● **WHAT TO WORK ON**:
Copy each line that has the string "Professional" somewhere in it.

=== DATA SECTION ===

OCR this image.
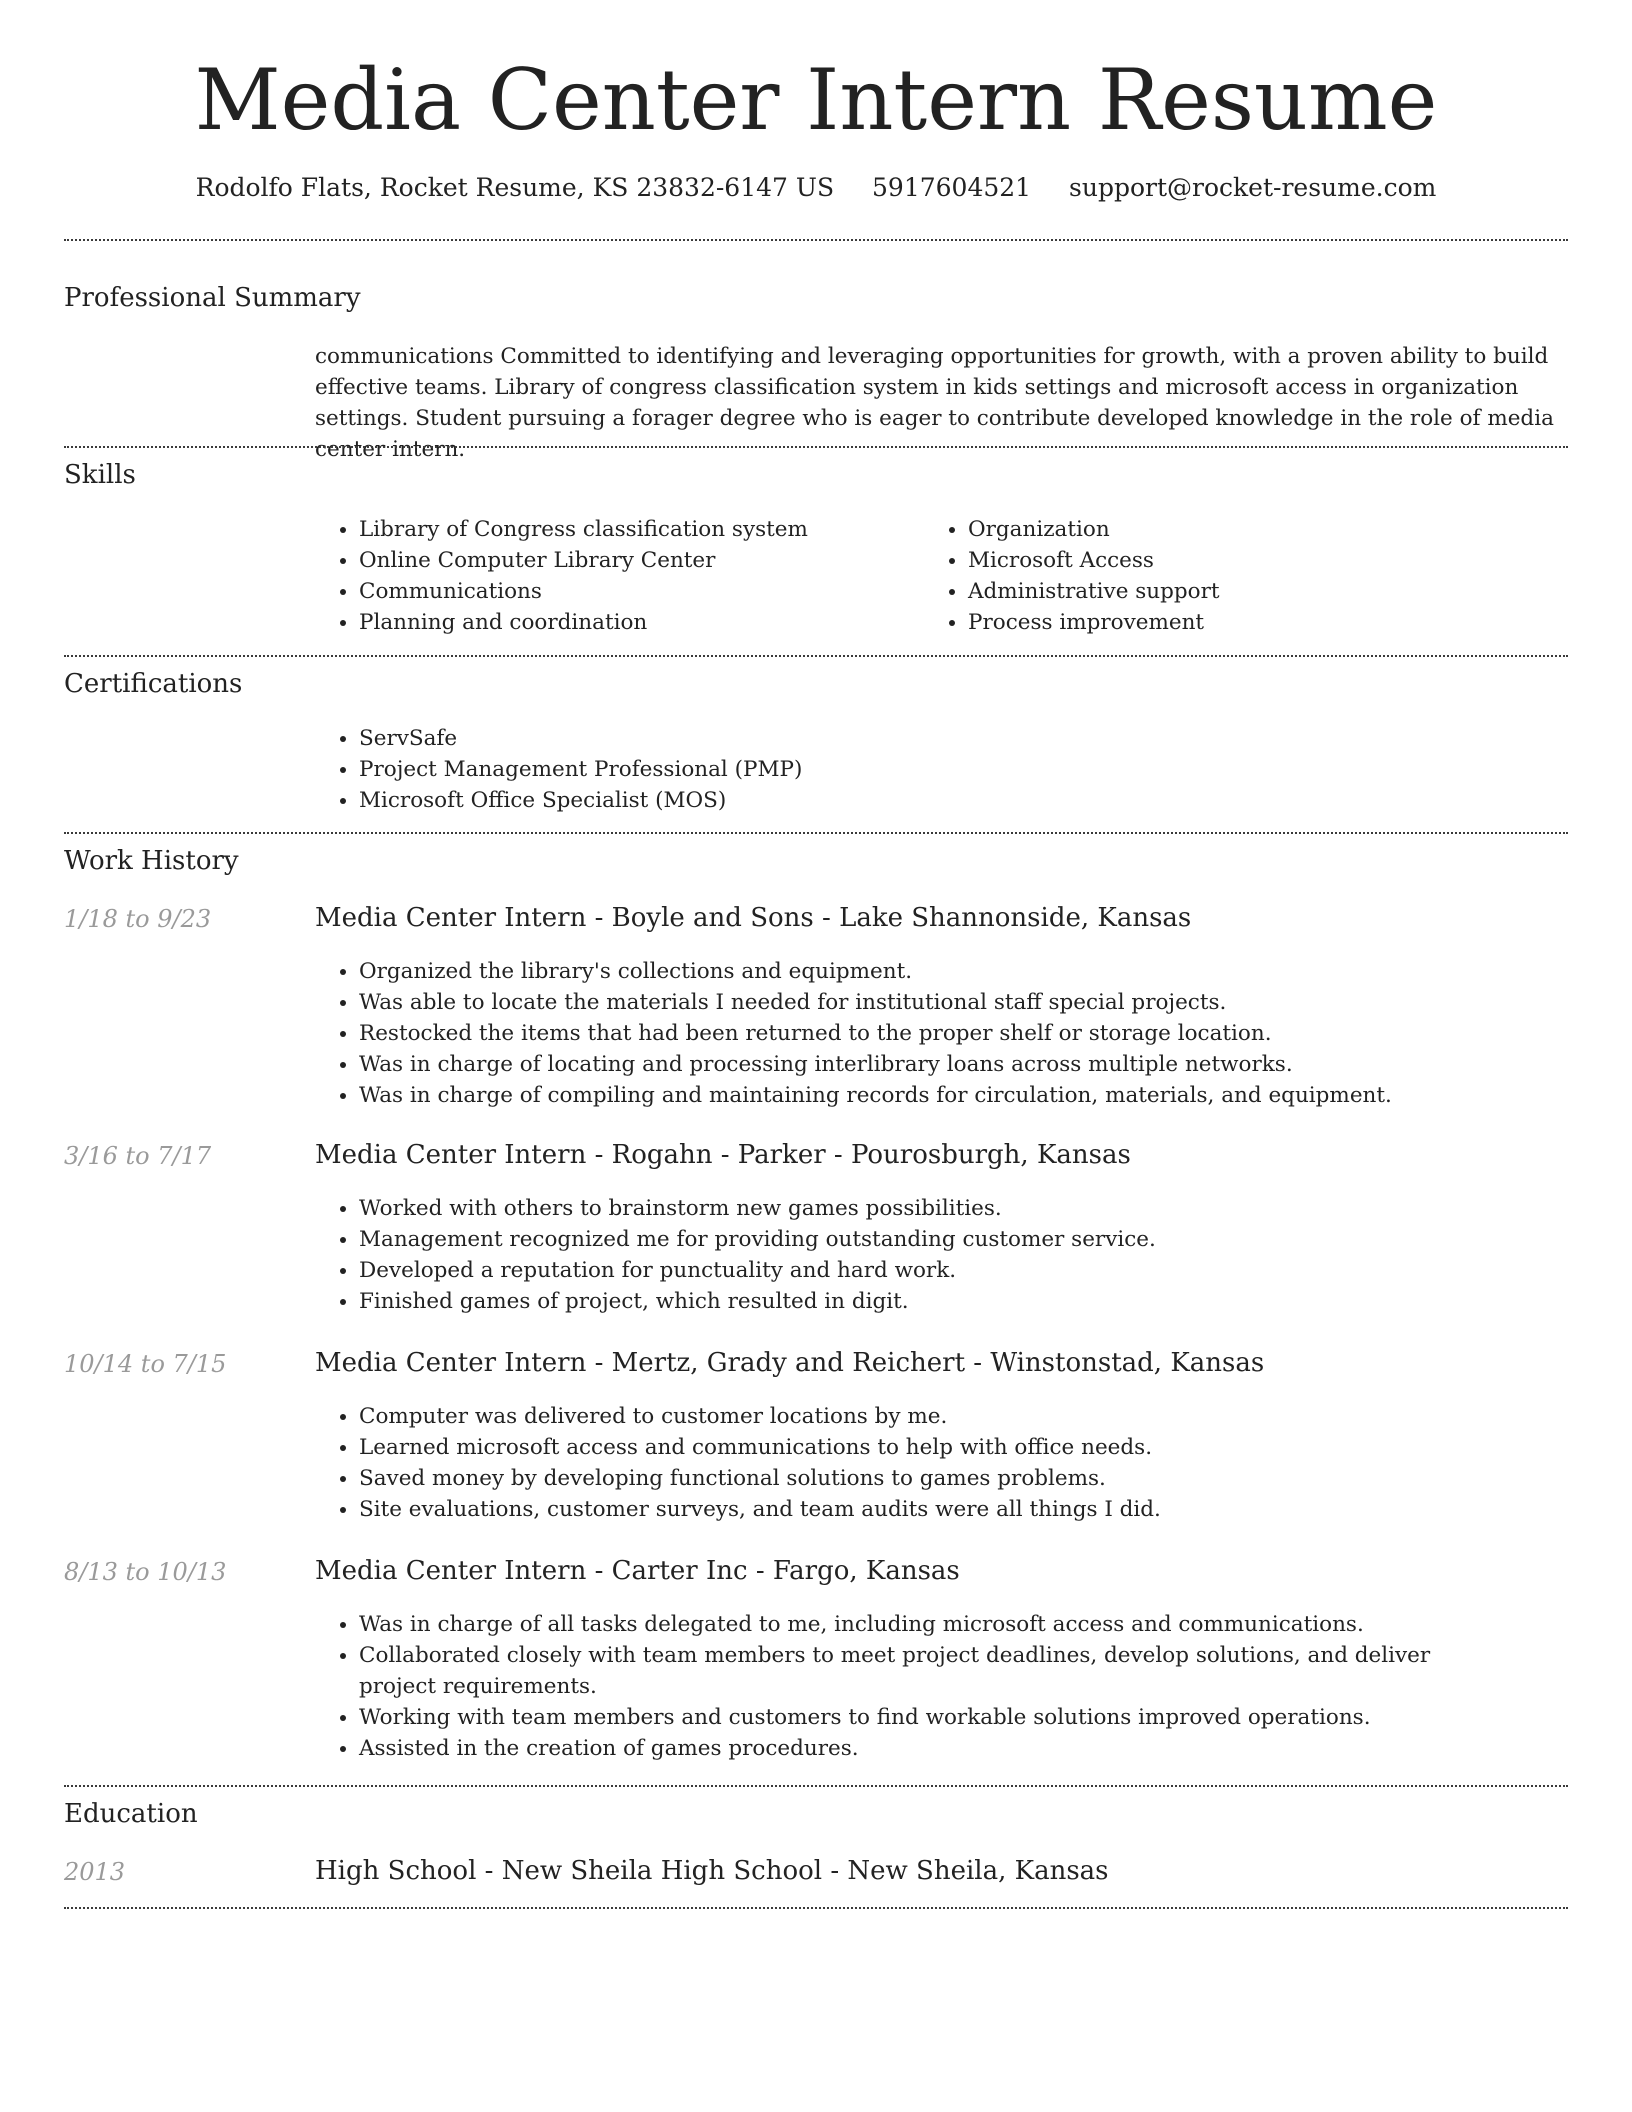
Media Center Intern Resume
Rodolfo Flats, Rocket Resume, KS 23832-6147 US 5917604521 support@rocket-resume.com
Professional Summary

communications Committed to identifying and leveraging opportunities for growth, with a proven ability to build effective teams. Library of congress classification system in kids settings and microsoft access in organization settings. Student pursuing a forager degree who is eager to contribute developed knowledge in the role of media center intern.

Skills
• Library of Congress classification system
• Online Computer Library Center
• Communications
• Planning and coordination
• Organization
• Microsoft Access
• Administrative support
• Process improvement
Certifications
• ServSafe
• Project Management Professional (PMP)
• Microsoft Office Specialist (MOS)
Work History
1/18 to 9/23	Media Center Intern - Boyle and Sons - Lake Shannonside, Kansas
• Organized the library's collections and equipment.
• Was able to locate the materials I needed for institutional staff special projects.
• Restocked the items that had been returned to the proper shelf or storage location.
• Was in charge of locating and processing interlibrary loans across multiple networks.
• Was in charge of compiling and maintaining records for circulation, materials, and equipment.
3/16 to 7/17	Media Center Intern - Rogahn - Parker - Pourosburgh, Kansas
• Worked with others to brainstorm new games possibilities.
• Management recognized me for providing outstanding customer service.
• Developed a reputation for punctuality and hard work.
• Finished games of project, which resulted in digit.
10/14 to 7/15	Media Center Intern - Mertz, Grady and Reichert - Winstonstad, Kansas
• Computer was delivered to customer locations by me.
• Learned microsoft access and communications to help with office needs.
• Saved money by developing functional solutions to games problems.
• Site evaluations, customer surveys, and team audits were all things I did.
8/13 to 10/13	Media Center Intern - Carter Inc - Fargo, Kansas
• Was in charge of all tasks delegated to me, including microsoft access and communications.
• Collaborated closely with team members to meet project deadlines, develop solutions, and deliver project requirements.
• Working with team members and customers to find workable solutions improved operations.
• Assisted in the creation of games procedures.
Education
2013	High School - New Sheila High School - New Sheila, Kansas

===
=== DATA SECTION ===

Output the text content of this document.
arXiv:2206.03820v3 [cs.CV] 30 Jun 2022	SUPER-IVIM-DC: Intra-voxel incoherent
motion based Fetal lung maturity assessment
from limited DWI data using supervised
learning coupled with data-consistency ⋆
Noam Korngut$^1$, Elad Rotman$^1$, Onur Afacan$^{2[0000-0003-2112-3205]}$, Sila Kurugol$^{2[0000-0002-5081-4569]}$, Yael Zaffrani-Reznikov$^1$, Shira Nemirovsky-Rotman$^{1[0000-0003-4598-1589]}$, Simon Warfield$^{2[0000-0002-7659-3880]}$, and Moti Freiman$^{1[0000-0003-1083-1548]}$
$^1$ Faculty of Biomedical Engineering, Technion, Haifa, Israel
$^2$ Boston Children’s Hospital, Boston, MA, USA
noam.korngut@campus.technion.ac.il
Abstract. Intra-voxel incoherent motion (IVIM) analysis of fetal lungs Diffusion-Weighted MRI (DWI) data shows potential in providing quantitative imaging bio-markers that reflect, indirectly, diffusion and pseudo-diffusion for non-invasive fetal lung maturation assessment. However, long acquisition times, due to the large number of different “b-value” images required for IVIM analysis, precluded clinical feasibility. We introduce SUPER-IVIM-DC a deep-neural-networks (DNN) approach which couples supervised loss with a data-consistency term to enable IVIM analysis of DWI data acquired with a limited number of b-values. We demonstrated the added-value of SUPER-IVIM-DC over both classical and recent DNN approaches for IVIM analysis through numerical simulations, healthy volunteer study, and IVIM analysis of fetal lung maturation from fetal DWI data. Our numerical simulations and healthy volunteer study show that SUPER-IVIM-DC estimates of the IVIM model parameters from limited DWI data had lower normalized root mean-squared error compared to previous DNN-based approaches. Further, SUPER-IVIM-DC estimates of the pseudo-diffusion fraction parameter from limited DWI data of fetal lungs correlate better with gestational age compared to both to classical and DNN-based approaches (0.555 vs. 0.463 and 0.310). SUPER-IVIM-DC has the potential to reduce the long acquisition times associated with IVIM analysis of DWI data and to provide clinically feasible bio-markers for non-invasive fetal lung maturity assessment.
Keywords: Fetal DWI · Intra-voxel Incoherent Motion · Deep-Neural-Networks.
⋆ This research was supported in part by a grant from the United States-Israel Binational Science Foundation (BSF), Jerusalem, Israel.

===
=== DATA SECTION ===

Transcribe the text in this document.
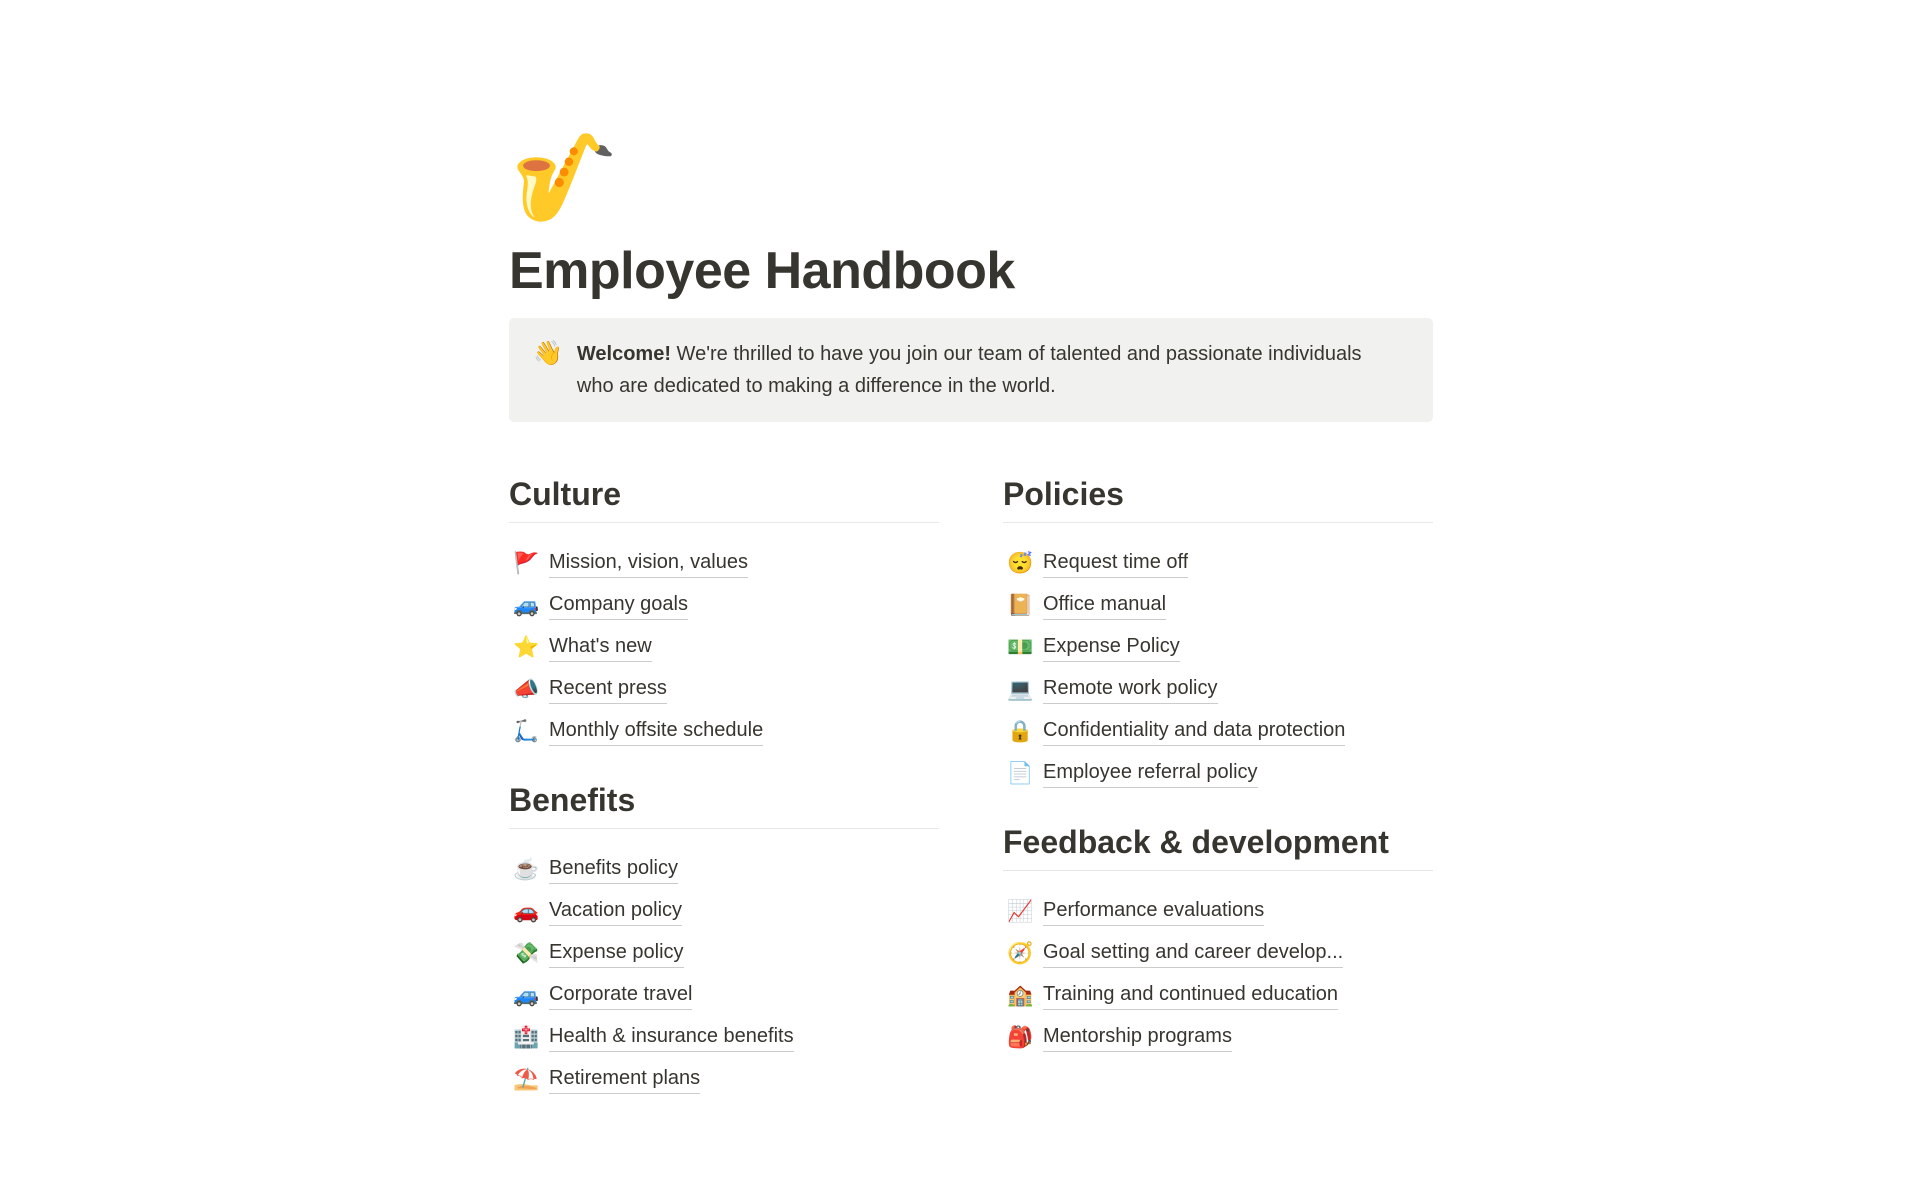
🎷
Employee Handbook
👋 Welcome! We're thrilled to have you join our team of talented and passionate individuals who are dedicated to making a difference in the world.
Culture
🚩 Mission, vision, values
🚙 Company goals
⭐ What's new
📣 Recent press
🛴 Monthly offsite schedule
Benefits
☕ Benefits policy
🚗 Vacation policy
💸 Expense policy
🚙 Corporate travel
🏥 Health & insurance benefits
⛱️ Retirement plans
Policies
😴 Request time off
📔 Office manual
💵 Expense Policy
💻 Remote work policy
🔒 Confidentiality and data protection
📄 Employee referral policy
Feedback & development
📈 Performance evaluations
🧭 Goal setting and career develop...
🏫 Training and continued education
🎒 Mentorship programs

===

● **FULL SOLUTION**:
Professional Summary
• Project Management Professional (PMP)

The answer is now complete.